- **STATED PROBLEM**: Among the entries below, count the lines where the string "animals" occurs, and give only the number.

- **RECORDED DATA**:
************

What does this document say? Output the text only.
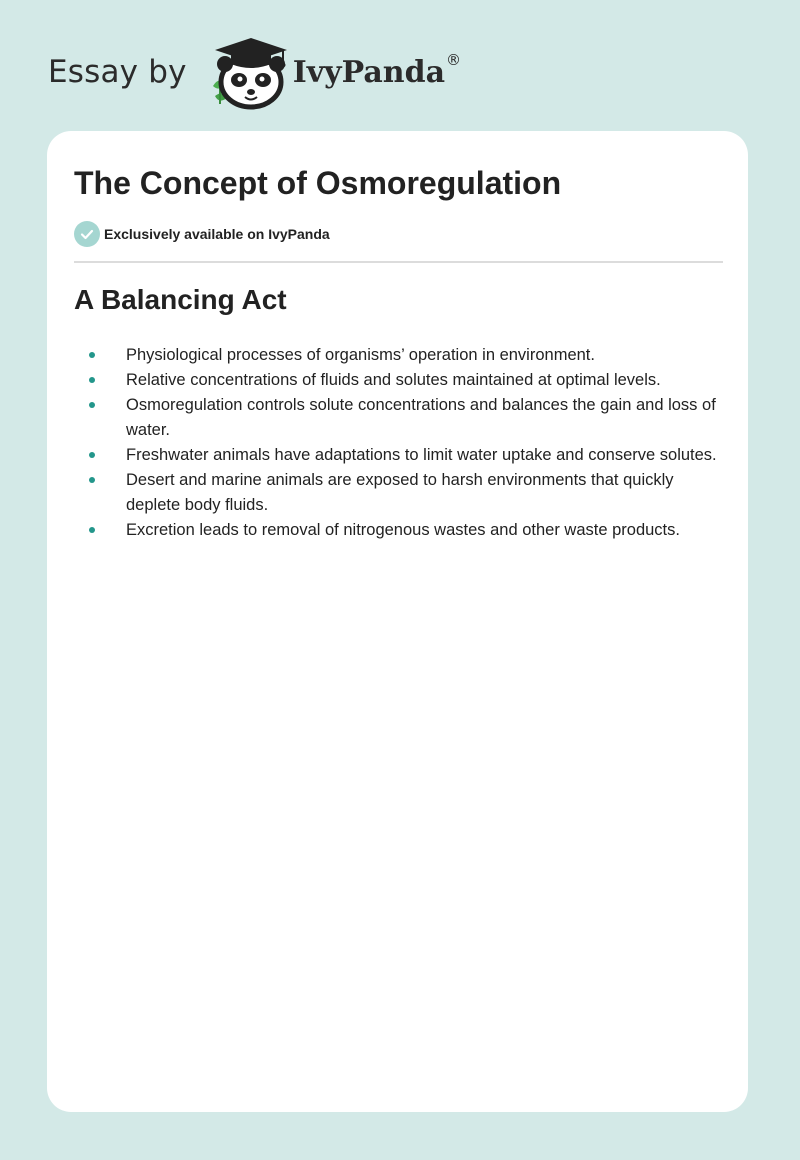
Essay by	IvyPanda ®
The Concept of Osmoregulation
Exclusively available on IvyPanda
A Balancing Act
Physiological processes of organisms’ operation in environment.
Relative concentrations of fluids and solutes maintained at optimal levels.
Osmoregulation controls solute concentrations and balances the gain and loss of water.
Freshwater animals have adaptations to limit water uptake and conserve solutes.
Desert and marine animals are exposed to harsh environments that quickly deplete body fluids.
Excretion leads to removal of nitrogenous wastes and other waste products.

************

- **ANSWER FOR THIS EXERCISE**: 2